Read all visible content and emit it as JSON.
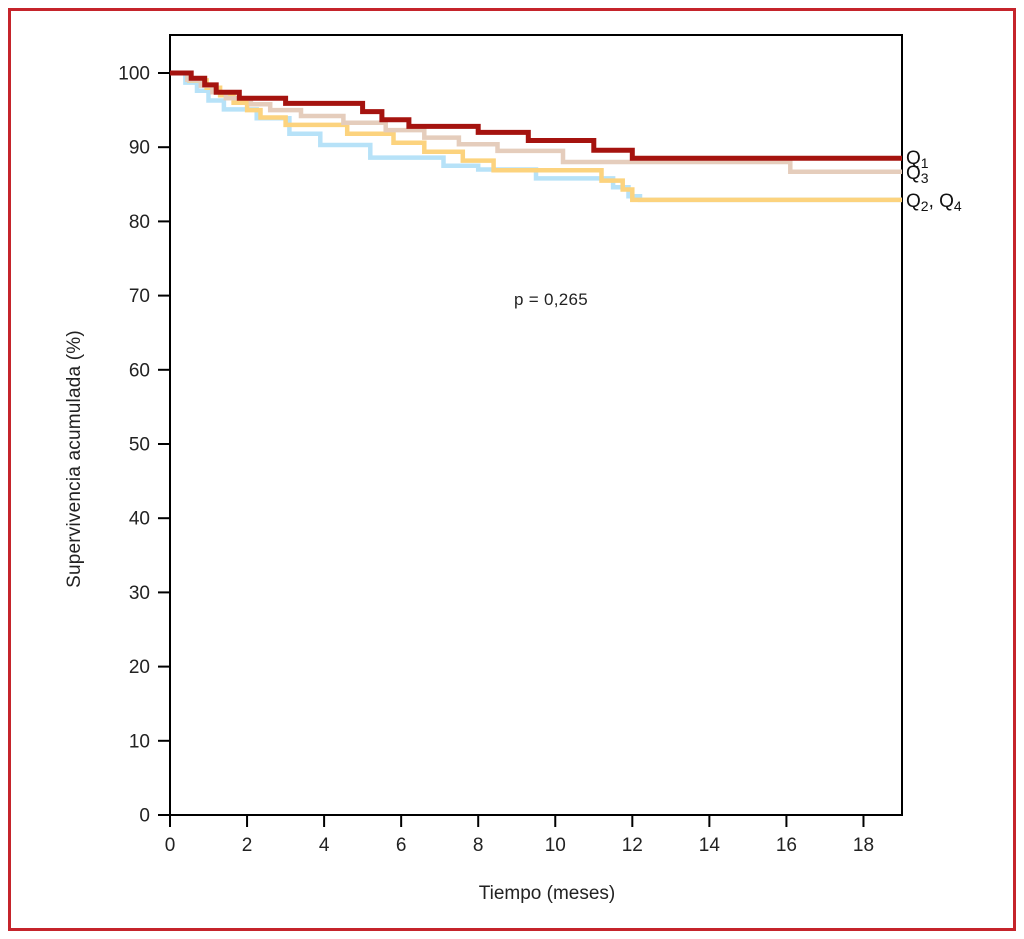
{
  "figure": {
    "frame_color": "#c5242b",
    "background": "#ffffff",
    "axis_color": "#000000"
  },
  "chart_data": {
    "type": "line",
    "subtype": "kaplan-meier-step",
    "title": "",
    "xlabel": "Tiempo (meses)",
    "ylabel": "Supervivencia acumulada (%)",
    "annotation": "p = 0,265",
    "xlim": [
      0,
      19
    ],
    "ylim": [
      0,
      100
    ],
    "x_ticks": [
      0,
      2,
      4,
      6,
      8,
      10,
      12,
      14,
      16,
      18
    ],
    "y_ticks": [
      0,
      10,
      20,
      30,
      40,
      50,
      60,
      70,
      80,
      90,
      100
    ],
    "grid": false,
    "legend_position": "right-of-plot",
    "series": [
      {
        "name": "Q4",
        "color": "#b7e2f8",
        "line_width": 4.5,
        "points": [
          [
            0,
            100
          ],
          [
            0.4,
            98.7
          ],
          [
            0.7,
            97.6
          ],
          [
            1.0,
            96.3
          ],
          [
            1.4,
            95.1
          ],
          [
            2.25,
            93.9
          ],
          [
            3.1,
            91.8
          ],
          [
            3.9,
            90.3
          ],
          [
            5.2,
            88.6
          ],
          [
            7.1,
            87.5
          ],
          [
            8.0,
            87.0
          ],
          [
            9.5,
            85.8
          ],
          [
            11.5,
            84.6
          ],
          [
            11.9,
            83.4
          ],
          [
            12.2,
            82.9
          ]
        ]
      },
      {
        "name": "Q2",
        "color": "#fcd37e",
        "line_width": 4.5,
        "points": [
          [
            0,
            100
          ],
          [
            0.5,
            99.0
          ],
          [
            0.95,
            98.0
          ],
          [
            1.3,
            97.0
          ],
          [
            1.65,
            96.0
          ],
          [
            2.0,
            95.0
          ],
          [
            2.35,
            94.0
          ],
          [
            3.0,
            93.0
          ],
          [
            4.6,
            91.8
          ],
          [
            5.8,
            90.6
          ],
          [
            6.6,
            89.4
          ],
          [
            7.6,
            88.2
          ],
          [
            8.4,
            86.9
          ],
          [
            11.2,
            85.5
          ],
          [
            11.75,
            84.3
          ],
          [
            12.0,
            82.9
          ]
        ]
      },
      {
        "name": "Q3",
        "color": "#e5cdbc",
        "line_width": 4.5,
        "points": [
          [
            0,
            100
          ],
          [
            0.45,
            99.1
          ],
          [
            0.8,
            98.3
          ],
          [
            1.1,
            97.4
          ],
          [
            1.45,
            96.6
          ],
          [
            2.1,
            95.8
          ],
          [
            2.6,
            95.0
          ],
          [
            3.4,
            94.2
          ],
          [
            4.5,
            93.3
          ],
          [
            5.6,
            92.3
          ],
          [
            6.6,
            91.3
          ],
          [
            7.5,
            90.4
          ],
          [
            8.5,
            89.5
          ],
          [
            10.2,
            88.0
          ],
          [
            16.1,
            86.7
          ]
        ]
      },
      {
        "name": "Q1",
        "color": "#a5130f",
        "line_width": 5,
        "points": [
          [
            0,
            100
          ],
          [
            0.55,
            99.3
          ],
          [
            0.9,
            98.4
          ],
          [
            1.2,
            97.4
          ],
          [
            1.8,
            96.6
          ],
          [
            3.0,
            95.9
          ],
          [
            5.0,
            94.8
          ],
          [
            5.5,
            93.7
          ],
          [
            6.2,
            92.8
          ],
          [
            8.0,
            92.0
          ],
          [
            9.3,
            90.9
          ],
          [
            11.0,
            89.6
          ],
          [
            12.0,
            88.5
          ]
        ]
      }
    ],
    "curve_labels": [
      {
        "id": "q1",
        "value": 88.5,
        "segments": [
          [
            "t",
            "Q"
          ],
          [
            "s",
            "1"
          ]
        ]
      },
      {
        "id": "q3",
        "value": 86.5,
        "segments": [
          [
            "t",
            "Q"
          ],
          [
            "s",
            "3"
          ]
        ]
      },
      {
        "id": "q2-q4",
        "value": 82.7,
        "segments": [
          [
            "t",
            "Q"
          ],
          [
            "s",
            "2"
          ],
          [
            "t",
            ", Q"
          ],
          [
            "s",
            "4"
          ]
        ]
      }
    ]
  }
}
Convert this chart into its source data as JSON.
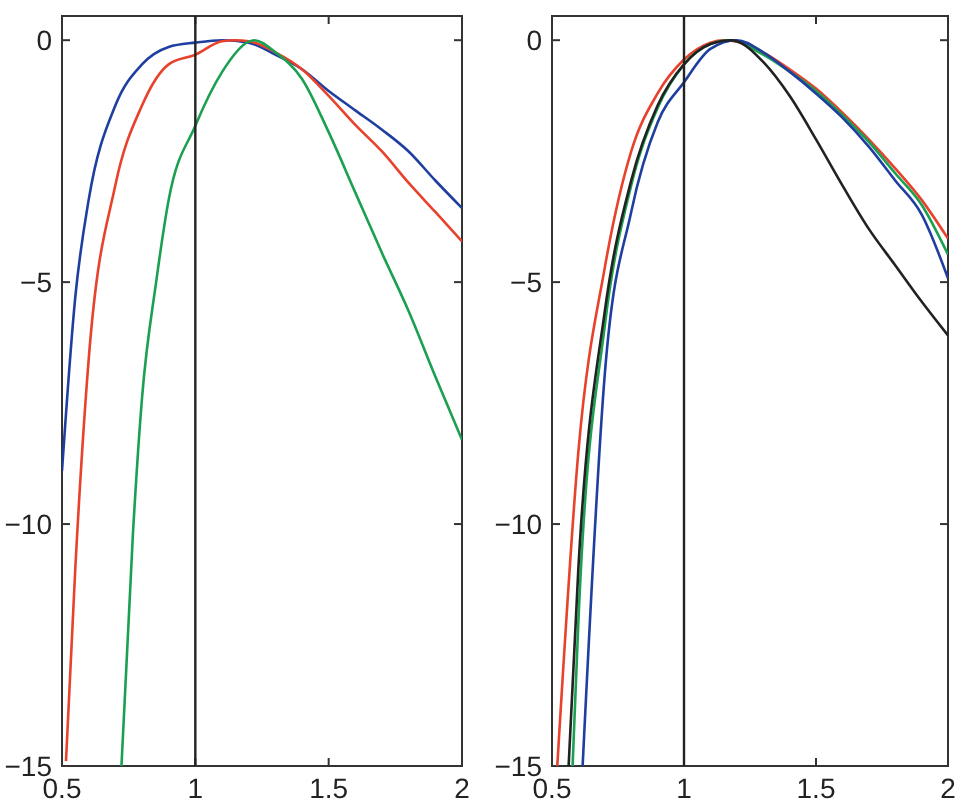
{
  "chart_data": [
    {
      "type": "line",
      "xlim": [
        0.5,
        2
      ],
      "ylim": [
        -15,
        0.5
      ],
      "xticks": [
        0.5,
        1,
        1.5,
        2
      ],
      "yticks": [
        0,
        {
          "value": -5,
          "label": "−5"
        },
        {
          "value": -10,
          "label": "−10"
        },
        {
          "value": -15,
          "label": "−15"
        }
      ],
      "grid": false,
      "ref_lines": [
        {
          "axis": "x",
          "value": 1,
          "color": "#222222"
        }
      ],
      "series": [
        {
          "color": "#1f3fa0",
          "x": [
            0.5,
            0.55,
            0.6,
            0.7,
            0.8,
            0.9,
            1.0,
            1.1,
            1.2,
            1.3,
            1.4,
            1.5,
            1.6,
            1.7,
            1.8,
            1.9,
            2.0
          ],
          "values": [
            -8.9,
            -5.3,
            -3.3,
            -1.35,
            -0.5,
            -0.14,
            -0.05,
            0,
            -0.05,
            -0.3,
            -0.6,
            -1.05,
            -1.45,
            -1.85,
            -2.3,
            -2.9,
            -3.47
          ]
        },
        {
          "color": "#e8412c",
          "x": [
            0.515,
            0.55,
            0.6,
            0.7,
            0.8,
            0.9,
            1.0,
            1.1,
            1.15,
            1.2,
            1.3,
            1.4,
            1.5,
            1.6,
            1.7,
            1.8,
            1.9,
            2.0
          ],
          "values": [
            -14.9,
            -10.9,
            -6.6,
            -3.0,
            -1.35,
            -0.5,
            -0.3,
            -0.02,
            0,
            -0.02,
            -0.25,
            -0.6,
            -1.15,
            -1.75,
            -2.3,
            -2.95,
            -3.55,
            -4.16
          ]
        },
        {
          "color": "#1aa050",
          "x": [
            0.723,
            0.766,
            0.8,
            0.853,
            0.9,
            1.0,
            1.1,
            1.2,
            1.22,
            1.3,
            1.4,
            1.5,
            1.6,
            1.7,
            1.8,
            1.9,
            2.0
          ],
          "values": [
            -15,
            -10.2,
            -7.4,
            -5.0,
            -3.3,
            -1.77,
            -0.66,
            -0.03,
            0,
            -0.25,
            -0.8,
            -1.9,
            -3.15,
            -4.4,
            -5.6,
            -6.95,
            -8.26
          ]
        }
      ]
    },
    {
      "type": "line",
      "xlim": [
        0.5,
        2
      ],
      "ylim": [
        -15,
        0.5
      ],
      "xticks": [
        0.5,
        1,
        1.5,
        2
      ],
      "yticks": [
        0,
        {
          "value": -5,
          "label": "−5"
        },
        {
          "value": -10,
          "label": "−10"
        },
        {
          "value": -15,
          "label": "−15"
        }
      ],
      "grid": false,
      "ref_lines": [
        {
          "axis": "x",
          "value": 1,
          "color": "#222222"
        }
      ],
      "series": [
        {
          "color": "#e8412c",
          "x": [
            0.52,
            0.6,
            0.7,
            0.8,
            0.9,
            1.0,
            1.1,
            1.15,
            1.2,
            1.3,
            1.4,
            1.5,
            1.6,
            1.7,
            1.8,
            1.9,
            2.0
          ],
          "values": [
            -15,
            -8.5,
            -4.7,
            -2.3,
            -1.1,
            -0.4,
            -0.05,
            0,
            -0.03,
            -0.25,
            -0.6,
            -1.0,
            -1.5,
            -2.05,
            -2.65,
            -3.3,
            -4.1
          ]
        },
        {
          "color": "#1aa050",
          "x": [
            0.578,
            0.6,
            0.7,
            0.8,
            0.9,
            1.0,
            1.1,
            1.17,
            1.3,
            1.4,
            1.5,
            1.6,
            1.7,
            1.8,
            1.9,
            2.0
          ],
          "values": [
            -15,
            -12.0,
            -5.9,
            -3.0,
            -1.4,
            -0.5,
            -0.08,
            0,
            -0.3,
            -0.65,
            -1.05,
            -1.55,
            -2.1,
            -2.75,
            -3.4,
            -4.43
          ]
        },
        {
          "color": "#1f3fa0",
          "x": [
            0.616,
            0.7,
            0.8,
            0.9,
            1.0,
            1.1,
            1.2,
            1.3,
            1.4,
            1.5,
            1.6,
            1.7,
            1.8,
            1.9,
            2.0
          ],
          "values": [
            -15,
            -6.9,
            -3.55,
            -1.7,
            -0.87,
            -0.18,
            0,
            -0.25,
            -0.65,
            -1.1,
            -1.6,
            -2.2,
            -2.9,
            -3.6,
            -4.92
          ]
        },
        {
          "color": "#222222",
          "x": [
            0.563,
            0.6,
            0.7,
            0.8,
            0.9,
            1.0,
            1.1,
            1.18,
            1.2,
            1.3,
            1.4,
            1.5,
            1.6,
            1.7,
            1.8,
            1.9,
            2.0
          ],
          "values": [
            -15,
            -10.9,
            -5.6,
            -2.9,
            -1.35,
            -0.5,
            -0.08,
            0,
            -0.02,
            -0.45,
            -1.15,
            -2.05,
            -3.0,
            -3.9,
            -4.65,
            -5.4,
            -6.1
          ]
        }
      ]
    }
  ]
}
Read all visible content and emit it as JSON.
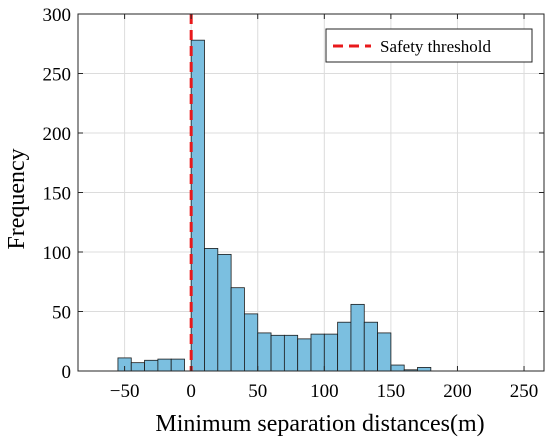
{
  "chart_data": {
    "type": "bar",
    "xlabel": "Minimum separation distances(m)",
    "ylabel": "Frequency",
    "xlim": [
      -85,
      265
    ],
    "ylim": [
      0,
      300
    ],
    "xticks": [
      -50,
      0,
      50,
      100,
      150,
      200,
      250
    ],
    "xtick_labels": [
      "−50",
      "0",
      "50",
      "100",
      "150",
      "200",
      "250"
    ],
    "yticks": [
      0,
      50,
      100,
      150,
      200,
      250,
      300
    ],
    "ytick_labels": [
      "0",
      "50",
      "100",
      "150",
      "200",
      "250",
      "300"
    ],
    "grid": true,
    "bin_width": 10,
    "bins": [
      {
        "x0": -55,
        "x1": -45,
        "count": 11
      },
      {
        "x0": -45,
        "x1": -35,
        "count": 7
      },
      {
        "x0": -35,
        "x1": -25,
        "count": 9
      },
      {
        "x0": -25,
        "x1": -15,
        "count": 10
      },
      {
        "x0": -15,
        "x1": -5,
        "count": 10
      },
      {
        "x0": 0,
        "x1": 10,
        "count": 278
      },
      {
        "x0": 10,
        "x1": 20,
        "count": 103
      },
      {
        "x0": 20,
        "x1": 30,
        "count": 98
      },
      {
        "x0": 30,
        "x1": 40,
        "count": 70
      },
      {
        "x0": 40,
        "x1": 50,
        "count": 48
      },
      {
        "x0": 50,
        "x1": 60,
        "count": 32
      },
      {
        "x0": 60,
        "x1": 70,
        "count": 30
      },
      {
        "x0": 70,
        "x1": 80,
        "count": 30
      },
      {
        "x0": 80,
        "x1": 90,
        "count": 27
      },
      {
        "x0": 90,
        "x1": 100,
        "count": 31
      },
      {
        "x0": 100,
        "x1": 110,
        "count": 31
      },
      {
        "x0": 110,
        "x1": 120,
        "count": 41
      },
      {
        "x0": 120,
        "x1": 130,
        "count": 56
      },
      {
        "x0": 130,
        "x1": 140,
        "count": 41
      },
      {
        "x0": 140,
        "x1": 150,
        "count": 32
      },
      {
        "x0": 150,
        "x1": 160,
        "count": 5
      },
      {
        "x0": 160,
        "x1": 170,
        "count": 1
      },
      {
        "x0": 170,
        "x1": 180,
        "count": 3
      }
    ],
    "bar_color": "#7bbfe0",
    "bar_edge_color": "#1a1a1a",
    "threshold": {
      "x": 0,
      "label": "Safety threshold",
      "color": "#e8191b",
      "style": "dashed"
    },
    "legend_position": "top-right"
  }
}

(TASK DETAILS)
Pull out every line above that holds the word "xlabel".

(EXERCISE RESPONSE)
    "xlabel": "Tiempo (meses)",
    "xlabel": "Minimum separation distances(m)",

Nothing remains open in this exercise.